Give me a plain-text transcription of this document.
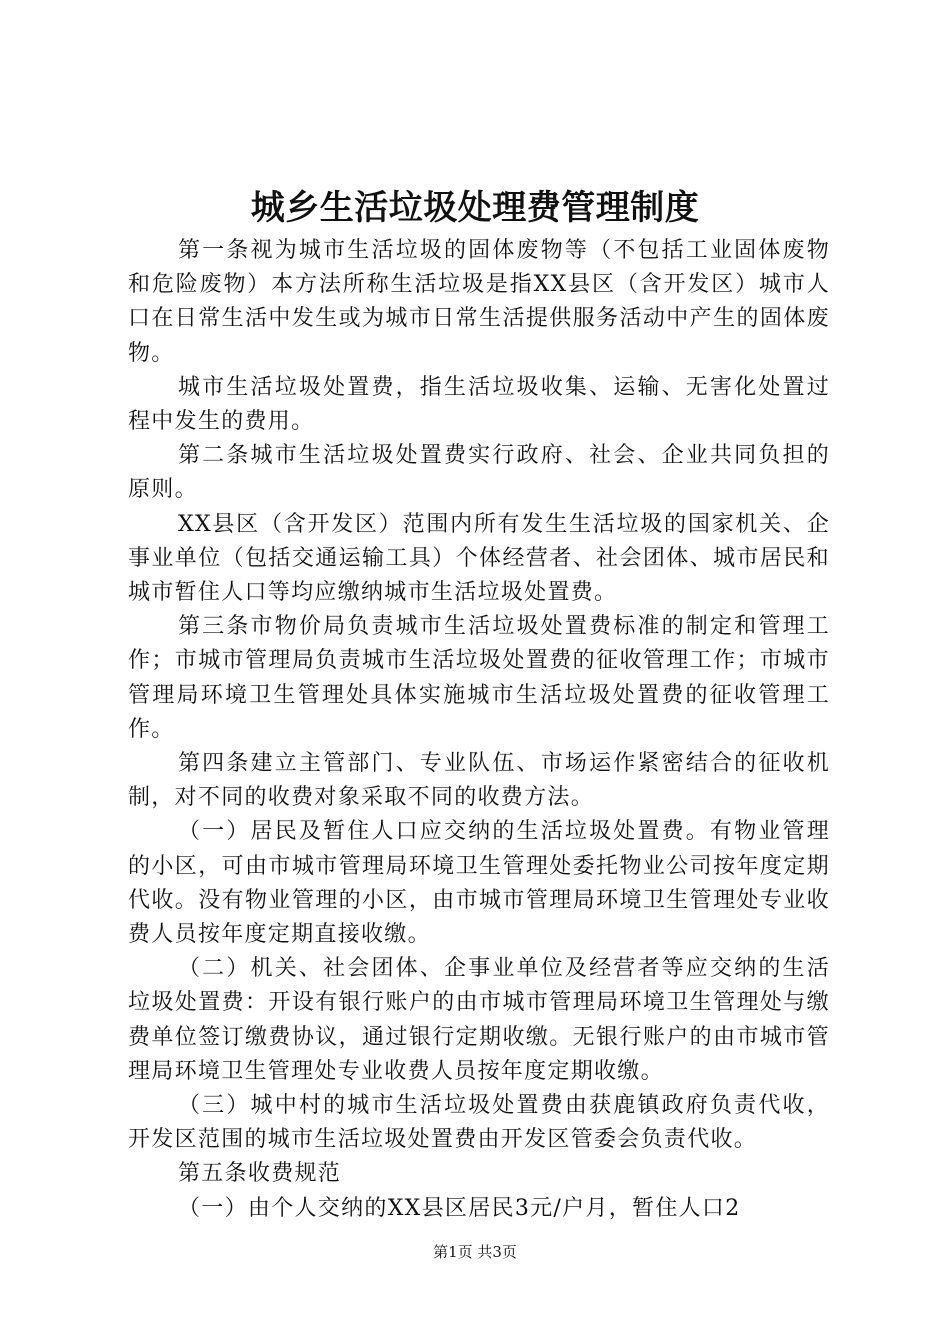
城乡生活垃圾处理费管理制度

第一条视为城市生活垃圾的固体废物等（不包括工业固体废物和危险废物）本方法所称生活垃圾是指XX县区（含开发区）城市人口在日常生活中发生或为城市日常生活提供服务活动中产生的固体废物。

城市生活垃圾处置费，指生活垃圾收集、运输、无害化处置过程中发生的费用。

第二条城市生活垃圾处置费实行政府、社会、企业共同负担的原则。

XX县区（含开发区）范围内所有发生生活垃圾的国家机关、企事业单位（包括交通运输工具）个体经营者、社会团体、城市居民和城市暂住人口等均应缴纳城市生活垃圾处置费。

第三条市物价局负责城市生活垃圾处置费标准的制定和管理工作；市城市管理局负责城市生活垃圾处置费的征收管理工作；市城市管理局环境卫生管理处具体实施城市生活垃圾处置费的征收管理工作。

第四条建立主管部门、专业队伍、市场运作紧密结合的征收机制，对不同的收费对象采取不同的收费方法。

（一）居民及暂住人口应交纳的生活垃圾处置费。有物业管理的小区，可由市城市管理局环境卫生管理处委托物业公司按年度定期代收。没有物业管理的小区，由市城市管理局环境卫生管理处专业收费人员按年度定期直接收缴。

（二）机关、社会团体、企事业单位及经营者等应交纳的生活垃圾处置费：开设有银行账户的由市城市管理局环境卫生管理处与缴费单位签订缴费协议，通过银行定期收缴。无银行账户的由市城市管理局环境卫生管理处专业收费人员按年度定期收缴。

（三）城中村的城市生活垃圾处置费由获鹿镇政府负责代收，开发区范围的城市生活垃圾处置费由开发区管委会负责代收。

第五条收费规范

（一）由个人交纳的XX县区居民3元/户月，暂住人口2

第1页 共3页
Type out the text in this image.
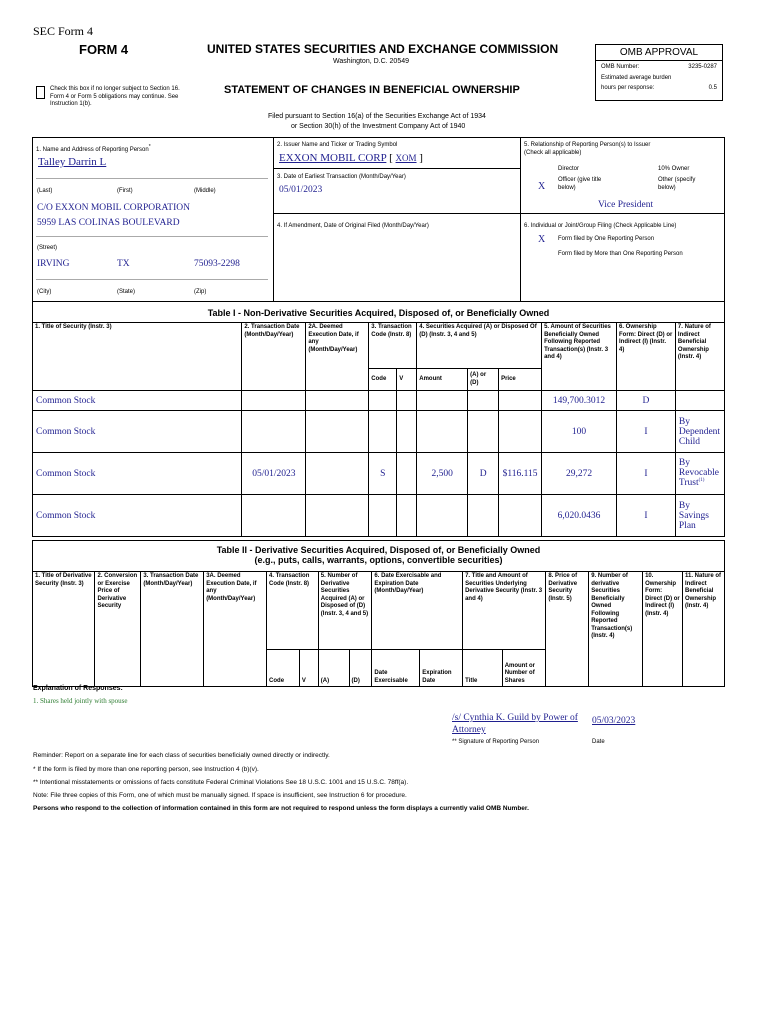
SEC Form 4
FORM 4	UNITED STATES SECURITIES AND EXCHANGE COMMISSION
Washington, D.C. 20549
Check this box if no longer subject to Section 16. Form 4 or Form 5 obligations may continue. See Instruction 1(b).
STATEMENT OF CHANGES IN BENEFICIAL OWNERSHIP
Filed pursuant to Section 16(a) of the Securities Exchange Act of 1934
or Section 30(h) of the Investment Company Act of 1940
OMB APPROVAL
OMB Number:	3235-0287
Estimated average burden
hours per response:	0.5
1. Name and Address of Reporting Person*
Talley Darrin L
(Last)	(First)	(Middle)
C/O EXXON MOBIL CORPORATION
5959 LAS COLINAS BOULEVARD
(Street)
IRVING	TX	75093-2298
(City)	(State)	(Zip)
2. Issuer Name and Ticker or Trading Symbol
EXXON MOBIL CORP [ XOM ]
3. Date of Earliest Transaction (Month/Day/Year)
05/01/2023
4. If Amendment, Date of Original Filed (Month/Day/Year)
5. Relationship of Reporting Person(s) to Issuer
(Check all applicable)
Director	10% Owner
X
Officer (give title below)
Other (specify below)
Vice President
6. Individual or Joint/Group Filing (Check Applicable Line)
X Form filed by One Reporting Person
Form filed by More than One Reporting Person
Table I - Non-Derivative Securities Acquired, Disposed of, or Beneficially Owned
1. Title of Security (Instr. 3)	2. Transaction Date (Month/Day/Year)	2A. Deemed Execution Date, if any (Month/Day/Year)	3. Transaction Code (Instr. 8)		4. Securities Acquired (A) or Disposed Of (D) (Instr. 3, 4 and 5)			5. Amount of Securities Beneficially Owned Following Reported Transaction(s) (Instr. 3 and 4)	6. Ownership Form: Direct (D) or Indirect (I) (Instr. 4)	7. Nature of Indirect Beneficial Ownership (Instr. 4)
			Code	V	Amount	(A) or (D)	Price			
Common Stock								149,700.3012	D	
Common Stock								100	I	By Dependent Child
Common Stock	05/01/2023		S		2,500	D	$116.115	29,272	I	By Revocable Trust$^{(1)}$
Common Stock								6,020.0436	I	By Savings Plan
Table II - Derivative Securities Acquired, Disposed of, or Beneficially Owned
(e.g., puts, calls, warrants, options, convertible securities)
1. Title of Derivative Security (Instr. 3)	2. Conversion or Exercise Price of Derivative Security	3. Transaction Date (Month/Day/Year)	3A. Deemed Execution Date, if any (Month/Day/Year)	4. Transaction Code (Instr. 8)		5. Number of Derivative Securities Acquired (A) or Disposed of (D) (Instr. 3, 4 and 5)		6. Date Exercisable and Expiration Date (Month/Day/Year)		7. Title and Amount of Securities Underlying Derivative Security (Instr. 3 and 4)		8. Price of Derivative Security (Instr. 5)	9. Number of derivative Securities Beneficially Owned Following Reported Transaction(s) (Instr. 4)	10. Ownership Form: Direct (D) or Indirect (I) (Instr. 4)	11. Nature of Indirect Beneficial Ownership (Instr. 4)
				Code	V	(A)	(D)	Date Exercisable	Expiration Date	Title	Amount or Number of Shares				
Explanation of Responses:
1. Shares held jointly with spouse
/s/ Cynthia K. Guild by Power of Attorney
05/03/2023
** Signature of Reporting Person	Date
Reminder: Report on a separate line for each class of securities beneficially owned directly or indirectly.
* If the form is filed by more than one reporting person, see Instruction 4 (b)(v).
** Intentional misstatements or omissions of facts constitute Federal Criminal Violations See 18 U.S.C. 1001 and 15 U.S.C. 78ff(a).
Note: File three copies of this Form, one of which must be manually signed. If space is insufficient, see Instruction 6 for procedure.
Persons who respond to the collection of information contained in this form are not required to respond unless the form displays a currently valid OMB Number.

→ WHAT YOU ARE ASKED TO DO
Go through the material line by line. Show each line that contains the string "Instruction".

→ SOLUTION FOR THIS TASK
Check this box if no longer subject to Section 16. Form 4 or Form 5 obligations may continue. See Instruction 1(b).
* If the form is filed by more than one reporting person, see Instruction 4 (b)(v).
Note: File three copies of this Form, one of which must be manually signed. If space is insufficient, see Instruction 6 for procedure.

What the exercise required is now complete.